Saved data entries:
--- Start ---
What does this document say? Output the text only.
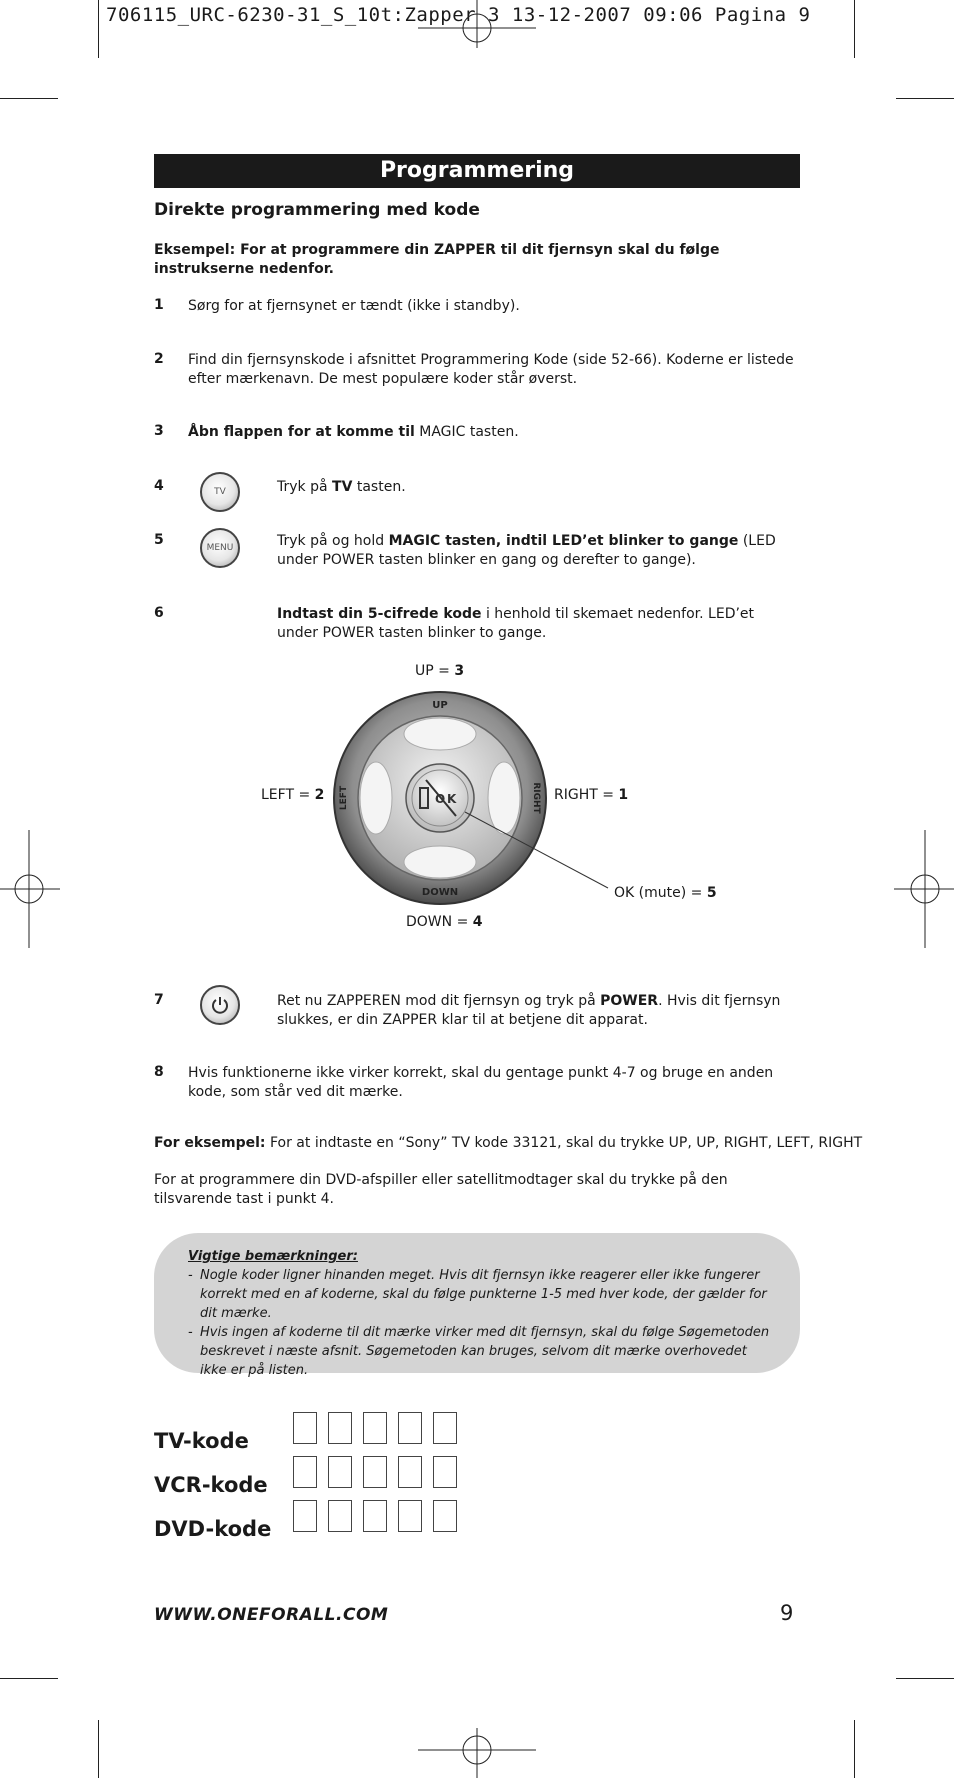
706115_URC-6230-31_S_10t:Zapper 3 13-12-2007 09:06 Pagina 9
Programmering
Direkte programmering med kode
Eksempel: For at programmere din ZAPPER til dit fjernsyn skal du følge instrukserne nedenfor.
1 Sørg for at fjernsynet er tændt (ikke i standby).
2 Find din fjernsynskode i afsnittet Programmering Kode (side 52-66). Koderne er listede efter mærkenavn. De mest populære koder står øverst.
3 Åbn flappen for at komme til MAGIC tasten.
4	TV	Tryk på TV tasten.
5	MENU	Tryk på og hold MAGIC tasten, indtil LED’et blinker to gange (LED under POWER tasten blinker en gang og derefter to gange).
6	Indtast din 5-cifrede kode i henhold til skemaet nedenfor. LED’et under POWER tasten blinker to gange.
UP = 3
LEFT = 2	RIGHT = 1
DOWN = 4
OK (mute) = 5
UP
DOWN
LEFT	RIGHT
O K
7	Ret nu ZAPPEREN mod dit fjernsyn og tryk på POWER. Hvis dit fjernsyn slukkes, er din ZAPPER klar til at betjene dit apparat.
8 Hvis funktionerne ikke virker korrekt, skal du gentage punkt 4-7 og bruge en anden kode, som står ved dit mærke.
For eksempel: For at indtaste en “Sony” TV kode 33121, skal du trykke UP, UP, RIGHT, LEFT, RIGHT
For at programmere din DVD-afspiller eller satellitmodtager skal du trykke på den tilsvarende tast i punkt 4.
Vigtige bemærkninger:
- Nogle koder ligner hinanden meget. Hvis dit fjernsyn ikke reagerer eller ikke fungerer korrekt med en af koderne, skal du følge punkterne 1-5 med hver kode, der gælder for dit mærke.
- Hvis ingen af koderne til dit mærke virker med dit fjernsyn, skal du følge Søgemetoden beskrevet i næste afsnit. Søgemetoden kan bruges, selvom dit mærke overhovedet ikke er på listen.
TV-kode
VCR-kode
DVD-kode
WWW.ONEFORALL.COM	9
--- End ---
● **AIM**
From the entries above, select each line containing the string "trykke".

● **SOLUTION BELOW**
For eksempel: For at indtaste en “Sony” TV kode 33121, skal du trykke UP, UP, RIGHT, LEFT, RIGHT
For at programmere din DVD-afspiller eller satellitmodtager skal du trykke på den tilsvarende tast i punkt 4.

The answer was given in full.